The exercise: Write out the listing beneath this instruction in its entirety, exactly as it reads.
* begin Information provided *
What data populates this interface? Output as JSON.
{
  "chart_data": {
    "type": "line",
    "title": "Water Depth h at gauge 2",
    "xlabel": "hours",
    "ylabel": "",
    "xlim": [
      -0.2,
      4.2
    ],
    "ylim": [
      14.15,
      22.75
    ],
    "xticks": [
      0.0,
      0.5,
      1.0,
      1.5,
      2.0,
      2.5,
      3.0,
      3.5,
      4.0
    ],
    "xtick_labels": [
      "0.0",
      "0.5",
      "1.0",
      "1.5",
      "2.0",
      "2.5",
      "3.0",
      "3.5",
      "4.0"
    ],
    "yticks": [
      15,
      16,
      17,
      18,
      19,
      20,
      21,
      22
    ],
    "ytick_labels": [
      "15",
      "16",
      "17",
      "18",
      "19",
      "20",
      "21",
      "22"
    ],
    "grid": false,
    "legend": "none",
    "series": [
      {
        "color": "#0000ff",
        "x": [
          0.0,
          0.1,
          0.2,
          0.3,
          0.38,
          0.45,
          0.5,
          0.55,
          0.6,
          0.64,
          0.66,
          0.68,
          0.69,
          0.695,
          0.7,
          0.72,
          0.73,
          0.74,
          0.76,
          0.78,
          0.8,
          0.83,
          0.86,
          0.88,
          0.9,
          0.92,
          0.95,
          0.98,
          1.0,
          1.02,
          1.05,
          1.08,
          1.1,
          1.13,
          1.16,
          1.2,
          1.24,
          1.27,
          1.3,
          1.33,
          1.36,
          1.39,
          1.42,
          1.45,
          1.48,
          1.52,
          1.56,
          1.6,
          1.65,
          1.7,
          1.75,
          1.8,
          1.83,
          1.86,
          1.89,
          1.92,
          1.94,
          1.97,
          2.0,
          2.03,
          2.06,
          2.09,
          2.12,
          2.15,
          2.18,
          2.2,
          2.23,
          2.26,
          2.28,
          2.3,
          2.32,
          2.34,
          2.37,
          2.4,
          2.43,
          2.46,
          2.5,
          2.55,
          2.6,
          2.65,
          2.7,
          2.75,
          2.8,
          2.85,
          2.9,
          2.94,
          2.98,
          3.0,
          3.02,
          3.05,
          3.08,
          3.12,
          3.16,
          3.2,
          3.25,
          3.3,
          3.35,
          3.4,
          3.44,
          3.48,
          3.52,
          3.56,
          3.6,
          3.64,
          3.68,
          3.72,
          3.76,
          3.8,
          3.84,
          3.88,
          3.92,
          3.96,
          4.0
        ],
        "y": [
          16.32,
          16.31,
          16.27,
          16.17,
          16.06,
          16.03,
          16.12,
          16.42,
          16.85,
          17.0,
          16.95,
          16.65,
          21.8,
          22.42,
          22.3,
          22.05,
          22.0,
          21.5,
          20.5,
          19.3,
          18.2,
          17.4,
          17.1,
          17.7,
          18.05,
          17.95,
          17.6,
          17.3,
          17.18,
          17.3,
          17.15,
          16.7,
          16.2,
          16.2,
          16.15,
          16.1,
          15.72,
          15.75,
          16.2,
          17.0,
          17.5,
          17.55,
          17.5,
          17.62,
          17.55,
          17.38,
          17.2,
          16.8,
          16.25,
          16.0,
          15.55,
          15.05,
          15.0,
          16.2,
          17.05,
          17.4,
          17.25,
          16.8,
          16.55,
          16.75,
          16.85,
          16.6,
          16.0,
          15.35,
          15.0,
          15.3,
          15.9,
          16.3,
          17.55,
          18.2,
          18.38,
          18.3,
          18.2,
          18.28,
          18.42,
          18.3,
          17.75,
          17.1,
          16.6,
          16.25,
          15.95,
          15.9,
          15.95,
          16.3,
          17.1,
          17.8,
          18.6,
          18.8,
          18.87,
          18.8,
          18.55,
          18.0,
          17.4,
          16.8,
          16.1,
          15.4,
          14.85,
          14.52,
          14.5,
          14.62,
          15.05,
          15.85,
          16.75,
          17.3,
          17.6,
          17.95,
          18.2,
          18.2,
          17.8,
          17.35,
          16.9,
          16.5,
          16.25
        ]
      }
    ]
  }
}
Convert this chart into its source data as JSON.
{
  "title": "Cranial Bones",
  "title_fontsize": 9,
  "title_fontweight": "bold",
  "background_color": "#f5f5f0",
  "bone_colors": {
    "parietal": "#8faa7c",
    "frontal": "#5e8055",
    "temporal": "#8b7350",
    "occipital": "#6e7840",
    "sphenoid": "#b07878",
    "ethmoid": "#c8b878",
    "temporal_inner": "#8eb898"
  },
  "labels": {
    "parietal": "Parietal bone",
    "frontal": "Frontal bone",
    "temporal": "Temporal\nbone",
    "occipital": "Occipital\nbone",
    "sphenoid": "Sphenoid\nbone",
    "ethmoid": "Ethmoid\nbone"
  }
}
* end Information provided *
Right answer:
What data populates this interface? Output as JSON.
{
  "chart_data": {
    "type": "line",
    "title": "Water Depth h at gauge 2",
    "xlabel": "hours",
    "ylabel": "",
    "xlim": [
      -0.2,
      4.2
    ],
    "ylim": [
      14.15,
      22.75
    ],
    "xticks": [
      0.0,
      0.5,
      1.0,
      1.5,
      2.0,
      2.5,
      3.0,
      3.5,
      4.0
    ],
    "xtick_labels": [
      "0.0",
      "0.5",
      "1.0",
      "1.5",
      "2.0",
      "2.5",
      "3.0",
      "3.5",
      "4.0"
    ],
    "yticks": [
      15,
      16,
      17,
      18,
      19,
      20,
      21,
      22
    ],
    "ytick_labels": [
      "15",
      "16",
      "17",
      "18",
      "19",
      "20",
      "21",
      "22"
    ],
    "grid": false,
    "legend": "none",
    "series": [
      {
        "color": "#0000ff",
        "x": [
          0.0,
          0.1,
          0.2,
          0.3,
          0.38,
          0.45,
          0.5,
          0.55,
          0.6,
          0.64,
          0.66,
          0.68,
          0.69,
          0.695,
          0.7,
          0.72,
          0.73,
          0.74,
          0.76,
          0.78,
          0.8,
          0.83,
          0.86,
          0.88,
          0.9,
          0.92,
          0.95,
          0.98,
          1.0,
          1.02,
          1.05,
          1.08,
          1.1,
          1.13,
          1.16,
          1.2,
          1.24,
          1.27,
          1.3,
          1.33,
          1.36,
          1.39,
          1.42,
          1.45,
          1.48,
          1.52,
          1.56,
          1.6,
          1.65,
          1.7,
          1.75,
          1.8,
          1.83,
          1.86,
          1.89,
          1.92,
          1.94,
          1.97,
          2.0,
          2.03,
          2.06,
          2.09,
          2.12,
          2.15,
          2.18,
          2.2,
          2.23,
          2.26,
          2.28,
          2.3,
          2.32,
          2.34,
          2.37,
          2.4,
          2.43,
          2.46,
          2.5,
          2.55,
          2.6,
          2.65,
          2.7,
          2.75,
          2.8,
          2.85,
          2.9,
          2.94,
          2.98,
          3.0,
          3.02,
          3.05,
          3.08,
          3.12,
          3.16,
          3.2,
          3.25,
          3.3,
          3.35,
          3.4,
          3.44,
          3.48,
          3.52,
          3.56,
          3.6,
          3.64,
          3.68,
          3.72,
          3.76,
          3.8,
          3.84,
          3.88,
          3.92,
          3.96,
          4.0
        ],
        "y": [
          16.32,
          16.31,
          16.27,
          16.17,
          16.06,
          16.03,
          16.12,
          16.42,
          16.85,
          17.0,
          16.95,
          16.65,
          21.8,
          22.42,
          22.3,
          22.05,
          22.0,
          21.5,
          20.5,
          19.3,
          18.2,
          17.4,
          17.1,
          17.7,
          18.05,
          17.95,
          17.6,
          17.3,
          17.18,
          17.3,
          17.15,
          16.7,
          16.2,
          16.2,
          16.15,
          16.1,
          15.72,
          15.75,
          16.2,
          17.0,
          17.5,
          17.55,
          17.5,
          17.62,
          17.55,
          17.38,
          17.2,
          16.8,
          16.25,
          16.0,
          15.55,
          15.05,
          15.0,
          16.2,
          17.05,
          17.4,
          17.25,
          16.8,
          16.55,
          16.75,
          16.85,
          16.6,
          16.0,
          15.35,
          15.0,
          15.3,
          15.9,
          16.3,
          17.55,
          18.2,
          18.38,
          18.3,
          18.2,
          18.28,
          18.42,
          18.3,
          17.75,
          17.1,
          16.6,
          16.25,
          15.95,
          15.9,
          15.95,
          16.3,
          17.1,
          17.8,
          18.6,
          18.8,
          18.87,
          18.8,
          18.55,
          18.0,
          17.4,
          16.8,
          16.1,
          15.4,
          14.85,
          14.52,
          14.5,
          14.62,
          15.05,
          15.85,
          16.75,
          17.3,
          17.6,
          17.95,
          18.2,
          18.2,
          17.8,
          17.35,
          16.9,
          16.5,
          16.25
        ]
      }
    ]
  }
}
Convert this chart into its source data as JSON.
{
  "title": "Cranial Bones",
  "title_fontsize": 9,
  "title_fontweight": "bold",
  "background_color": "#f5f5f0",
  "bone_colors": {
    "parietal": "#8faa7c",
    "frontal": "#5e8055",
    "temporal": "#8b7350",
    "occipital": "#6e7840",
    "sphenoid": "#b07878",
    "ethmoid": "#c8b878",
    "temporal_inner": "#8eb898"
  },
  "labels": {
    "parietal": "Parietal bone",
    "frontal": "Frontal bone",
    "temporal": "Temporal\nbone",
    "occipital": "Occipital\nbone",
    "sphenoid": "Sphenoid\nbone",
    "ethmoid": "Ethmoid\nbone"
  }
}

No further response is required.